(Dataset items)
☆ ☆ ☆
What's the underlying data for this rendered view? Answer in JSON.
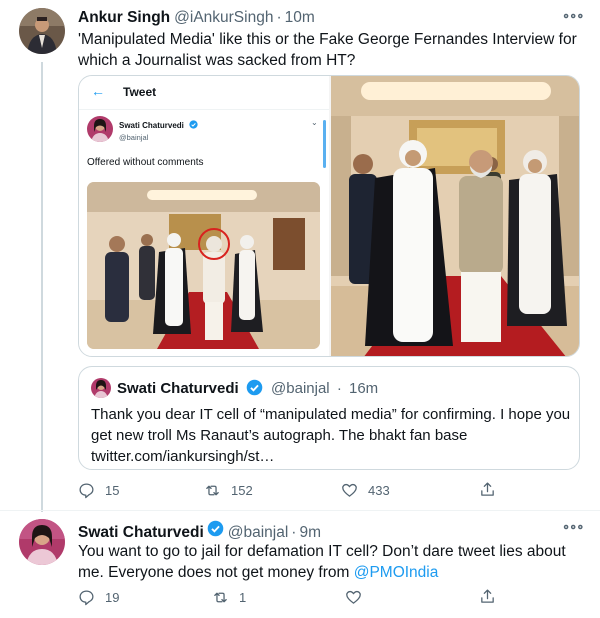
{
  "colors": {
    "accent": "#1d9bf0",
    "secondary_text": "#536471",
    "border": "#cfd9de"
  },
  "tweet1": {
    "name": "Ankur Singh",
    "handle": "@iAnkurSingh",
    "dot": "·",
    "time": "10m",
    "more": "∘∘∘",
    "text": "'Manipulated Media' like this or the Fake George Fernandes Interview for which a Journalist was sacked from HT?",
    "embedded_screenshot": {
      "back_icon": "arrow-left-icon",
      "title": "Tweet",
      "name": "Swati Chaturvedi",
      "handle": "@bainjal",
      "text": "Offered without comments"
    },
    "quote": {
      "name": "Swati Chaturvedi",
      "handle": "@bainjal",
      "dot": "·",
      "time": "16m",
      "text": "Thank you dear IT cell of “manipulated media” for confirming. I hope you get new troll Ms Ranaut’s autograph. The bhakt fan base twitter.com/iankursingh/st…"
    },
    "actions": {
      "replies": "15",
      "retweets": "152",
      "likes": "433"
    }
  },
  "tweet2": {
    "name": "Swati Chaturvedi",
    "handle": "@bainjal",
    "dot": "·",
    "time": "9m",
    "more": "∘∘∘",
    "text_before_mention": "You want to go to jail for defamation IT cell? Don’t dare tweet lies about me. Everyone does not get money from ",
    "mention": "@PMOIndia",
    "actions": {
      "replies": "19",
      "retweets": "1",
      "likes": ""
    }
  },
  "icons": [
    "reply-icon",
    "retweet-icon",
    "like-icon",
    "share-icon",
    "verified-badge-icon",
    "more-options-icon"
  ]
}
☆ ☆ ☆
Aim: Each record above must be returned exactly as written, with its pictures omitted.

Finished exercise:
What's the underlying data for this rendered view? Answer in JSON.
{
  "colors": {
    "accent": "#1d9bf0",
    "secondary_text": "#536471",
    "border": "#cfd9de"
  },
  "tweet1": {
    "name": "Ankur Singh",
    "handle": "@iAnkurSingh",
    "dot": "·",
    "time": "10m",
    "more": "∘∘∘",
    "text": "'Manipulated Media' like this or the Fake George Fernandes Interview for which a Journalist was sacked from HT?",
    "embedded_screenshot": {
      "back_icon": "arrow-left-icon",
      "title": "Tweet",
      "name": "Swati Chaturvedi",
      "handle": "@bainjal",
      "text": "Offered without comments"
    },
    "quote": {
      "name": "Swati Chaturvedi",
      "handle": "@bainjal",
      "dot": "·",
      "time": "16m",
      "text": "Thank you dear IT cell of “manipulated media” for confirming. I hope you get new troll Ms Ranaut’s autograph. The bhakt fan base twitter.com/iankursingh/st…"
    },
    "actions": {
      "replies": "15",
      "retweets": "152",
      "likes": "433"
    }
  },
  "tweet2": {
    "name": "Swati Chaturvedi",
    "handle": "@bainjal",
    "dot": "·",
    "time": "9m",
    "more": "∘∘∘",
    "text_before_mention": "You want to go to jail for defamation IT cell? Don’t dare tweet lies about me. Everyone does not get money from ",
    "mention": "@PMOIndia",
    "actions": {
      "replies": "19",
      "retweets": "1",
      "likes": ""
    }
  },
  "icons": [
    "reply-icon",
    "retweet-icon",
    "like-icon",
    "share-icon",
    "verified-badge-icon",
    "more-options-icon"
  ]
}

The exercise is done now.